# WHAT IS REQUIRED
For each line in the data that includes "text", make a copy.

# RECORD SET
****************************************
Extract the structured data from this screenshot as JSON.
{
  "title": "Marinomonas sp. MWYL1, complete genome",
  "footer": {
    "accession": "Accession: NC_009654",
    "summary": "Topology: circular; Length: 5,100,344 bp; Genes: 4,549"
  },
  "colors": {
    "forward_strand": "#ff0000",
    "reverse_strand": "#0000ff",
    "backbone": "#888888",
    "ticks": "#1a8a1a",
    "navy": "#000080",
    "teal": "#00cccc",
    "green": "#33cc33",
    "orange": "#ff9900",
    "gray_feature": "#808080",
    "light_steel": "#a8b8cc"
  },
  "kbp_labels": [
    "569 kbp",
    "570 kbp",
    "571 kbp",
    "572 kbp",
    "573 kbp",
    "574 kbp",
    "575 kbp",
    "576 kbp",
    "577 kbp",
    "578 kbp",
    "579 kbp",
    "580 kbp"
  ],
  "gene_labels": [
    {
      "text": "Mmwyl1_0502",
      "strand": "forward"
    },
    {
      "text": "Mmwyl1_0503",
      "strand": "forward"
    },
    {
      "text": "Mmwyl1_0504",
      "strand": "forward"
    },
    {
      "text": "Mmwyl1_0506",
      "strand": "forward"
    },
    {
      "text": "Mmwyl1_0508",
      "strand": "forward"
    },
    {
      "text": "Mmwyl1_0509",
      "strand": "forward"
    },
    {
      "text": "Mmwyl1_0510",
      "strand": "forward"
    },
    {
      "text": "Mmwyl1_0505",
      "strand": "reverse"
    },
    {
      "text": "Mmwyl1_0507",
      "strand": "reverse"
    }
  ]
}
****************************************
# ANSWER BOX
      "text": "Mmwyl1_0502",
      "text": "Mmwyl1_0503",
      "text": "Mmwyl1_0504",
      "text": "Mmwyl1_0506",
      "text": "Mmwyl1_0508",
      "text": "Mmwyl1_0509",
      "text": "Mmwyl1_0510",
      "text": "Mmwyl1_0505",
      "text": "Mmwyl1_0507",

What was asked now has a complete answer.